Data listing
((
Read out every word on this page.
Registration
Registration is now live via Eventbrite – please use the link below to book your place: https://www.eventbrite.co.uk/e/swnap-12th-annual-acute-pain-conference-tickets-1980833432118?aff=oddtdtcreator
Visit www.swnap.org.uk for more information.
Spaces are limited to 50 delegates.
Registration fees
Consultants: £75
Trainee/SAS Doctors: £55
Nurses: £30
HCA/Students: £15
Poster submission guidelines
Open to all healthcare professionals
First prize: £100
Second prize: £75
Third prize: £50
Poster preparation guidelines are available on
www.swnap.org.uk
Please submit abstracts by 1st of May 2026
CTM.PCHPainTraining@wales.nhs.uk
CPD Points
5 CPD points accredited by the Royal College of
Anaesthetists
))
Written instruction: Using the listing above, please repeat every entry exactly.

Task solution:
Read out every word on this page.
Registration
Registration is now live via Eventbrite – please use the link below to book your place: https://www.eventbrite.co.uk/e/swnap-12th-annual-acute-pain-conference-tickets-1980833432118?aff=oddtdtcreator
Visit www.swnap.org.uk for more information.
Spaces are limited to 50 delegates.
Registration fees
Consultants: £75
Trainee/SAS Doctors: £55
Nurses: £30
HCA/Students: £15
Poster submission guidelines
Open to all healthcare professionals
First prize: £100
Second prize: £75
Third prize: £50
Poster preparation guidelines are available on
www.swnap.org.uk
Please submit abstracts by 1st of May 2026
CTM.PCHPainTraining@wales.nhs.uk
CPD Points
5 CPD points accredited by the Royal College of
Anaesthetists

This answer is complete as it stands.